> _What to work on_: Please repeat all of the listing exactly.

> _Extracted entries_:
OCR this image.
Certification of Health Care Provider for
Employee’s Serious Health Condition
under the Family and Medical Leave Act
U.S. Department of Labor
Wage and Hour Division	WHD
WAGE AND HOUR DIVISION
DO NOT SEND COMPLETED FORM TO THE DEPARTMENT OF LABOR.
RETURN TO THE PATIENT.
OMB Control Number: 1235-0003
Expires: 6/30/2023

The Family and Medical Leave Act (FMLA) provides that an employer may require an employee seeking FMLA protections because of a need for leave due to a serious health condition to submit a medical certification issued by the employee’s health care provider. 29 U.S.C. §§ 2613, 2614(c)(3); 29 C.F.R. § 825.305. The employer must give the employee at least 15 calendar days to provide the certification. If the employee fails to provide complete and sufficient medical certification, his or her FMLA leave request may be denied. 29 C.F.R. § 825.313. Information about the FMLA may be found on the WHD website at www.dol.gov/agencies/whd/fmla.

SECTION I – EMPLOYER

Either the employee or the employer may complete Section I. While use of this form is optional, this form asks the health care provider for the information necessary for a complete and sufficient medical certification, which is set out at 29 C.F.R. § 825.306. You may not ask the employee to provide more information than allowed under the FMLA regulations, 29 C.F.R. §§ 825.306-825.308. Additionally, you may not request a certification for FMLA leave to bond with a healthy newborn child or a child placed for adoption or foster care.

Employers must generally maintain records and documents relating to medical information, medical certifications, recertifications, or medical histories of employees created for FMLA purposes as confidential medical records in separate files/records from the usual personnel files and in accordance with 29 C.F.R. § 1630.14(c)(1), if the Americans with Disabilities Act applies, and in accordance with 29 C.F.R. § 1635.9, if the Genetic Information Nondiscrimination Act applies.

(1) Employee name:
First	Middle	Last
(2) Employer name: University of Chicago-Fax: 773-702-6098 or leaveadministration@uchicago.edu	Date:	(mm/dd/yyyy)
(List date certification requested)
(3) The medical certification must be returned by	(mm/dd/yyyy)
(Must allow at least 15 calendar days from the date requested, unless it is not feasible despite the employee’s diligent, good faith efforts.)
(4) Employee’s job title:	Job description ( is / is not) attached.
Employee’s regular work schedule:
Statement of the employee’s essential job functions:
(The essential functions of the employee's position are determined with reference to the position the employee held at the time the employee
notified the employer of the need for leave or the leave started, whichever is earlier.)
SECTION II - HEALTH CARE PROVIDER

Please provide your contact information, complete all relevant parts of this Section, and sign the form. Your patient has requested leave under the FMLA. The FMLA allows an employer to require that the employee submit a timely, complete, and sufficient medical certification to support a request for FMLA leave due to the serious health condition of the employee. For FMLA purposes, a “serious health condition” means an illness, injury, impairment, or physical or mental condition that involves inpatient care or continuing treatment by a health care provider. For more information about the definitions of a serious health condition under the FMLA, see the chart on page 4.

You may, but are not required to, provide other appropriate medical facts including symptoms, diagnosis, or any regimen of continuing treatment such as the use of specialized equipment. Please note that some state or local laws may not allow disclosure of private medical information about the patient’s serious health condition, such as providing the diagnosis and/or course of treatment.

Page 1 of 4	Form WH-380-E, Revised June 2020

> _Written response_:
OCR this image.
Certification of Health Care Provider for
Employee’s Serious Health Condition
under the Family and Medical Leave Act
U.S. Department of Labor
Wage and Hour Division	WHD
WAGE AND HOUR DIVISION
DO NOT SEND COMPLETED FORM TO THE DEPARTMENT OF LABOR.
RETURN TO THE PATIENT.
OMB Control Number: 1235-0003
Expires: 6/30/2023

The Family and Medical Leave Act (FMLA) provides that an employer may require an employee seeking FMLA protections because of a need for leave due to a serious health condition to submit a medical certification issued by the employee’s health care provider. 29 U.S.C. §§ 2613, 2614(c)(3); 29 C.F.R. § 825.305. The employer must give the employee at least 15 calendar days to provide the certification. If the employee fails to provide complete and sufficient medical certification, his or her FMLA leave request may be denied. 29 C.F.R. § 825.313. Information about the FMLA may be found on the WHD website at www.dol.gov/agencies/whd/fmla.

SECTION I – EMPLOYER

Either the employee or the employer may complete Section I. While use of this form is optional, this form asks the health care provider for the information necessary for a complete and sufficient medical certification, which is set out at 29 C.F.R. § 825.306. You may not ask the employee to provide more information than allowed under the FMLA regulations, 29 C.F.R. §§ 825.306-825.308. Additionally, you may not request a certification for FMLA leave to bond with a healthy newborn child or a child placed for adoption or foster care.

Employers must generally maintain records and documents relating to medical information, medical certifications, recertifications, or medical histories of employees created for FMLA purposes as confidential medical records in separate files/records from the usual personnel files and in accordance with 29 C.F.R. § 1630.14(c)(1), if the Americans with Disabilities Act applies, and in accordance with 29 C.F.R. § 1635.9, if the Genetic Information Nondiscrimination Act applies.

(1) Employee name:
First	Middle	Last
(2) Employer name: University of Chicago-Fax: 773-702-6098 or leaveadministration@uchicago.edu	Date:	(mm/dd/yyyy)
(List date certification requested)
(3) The medical certification must be returned by	(mm/dd/yyyy)
(Must allow at least 15 calendar days from the date requested, unless it is not feasible despite the employee’s diligent, good faith efforts.)
(4) Employee’s job title:	Job description ( is / is not) attached.
Employee’s regular work schedule:
Statement of the employee’s essential job functions:
(The essential functions of the employee's position are determined with reference to the position the employee held at the time the employee
notified the employer of the need for leave or the leave started, whichever is earlier.)
SECTION II - HEALTH CARE PROVIDER

Please provide your contact information, complete all relevant parts of this Section, and sign the form. Your patient has requested leave under the FMLA. The FMLA allows an employer to require that the employee submit a timely, complete, and sufficient medical certification to support a request for FMLA leave due to the serious health condition of the employee. For FMLA purposes, a “serious health condition” means an illness, injury, impairment, or physical or mental condition that involves inpatient care or continuing treatment by a health care provider. For more information about the definitions of a serious health condition under the FMLA, see the chart on page 4.

You may, but are not required to, provide other appropriate medical facts including symptoms, diagnosis, or any regimen of continuing treatment such as the use of specialized equipment. Please note that some state or local laws may not allow disclosure of private medical information about the patient’s serious health condition, such as providing the diagnosis and/or course of treatment.

Page 1 of 4	Form WH-380-E, Revised June 2020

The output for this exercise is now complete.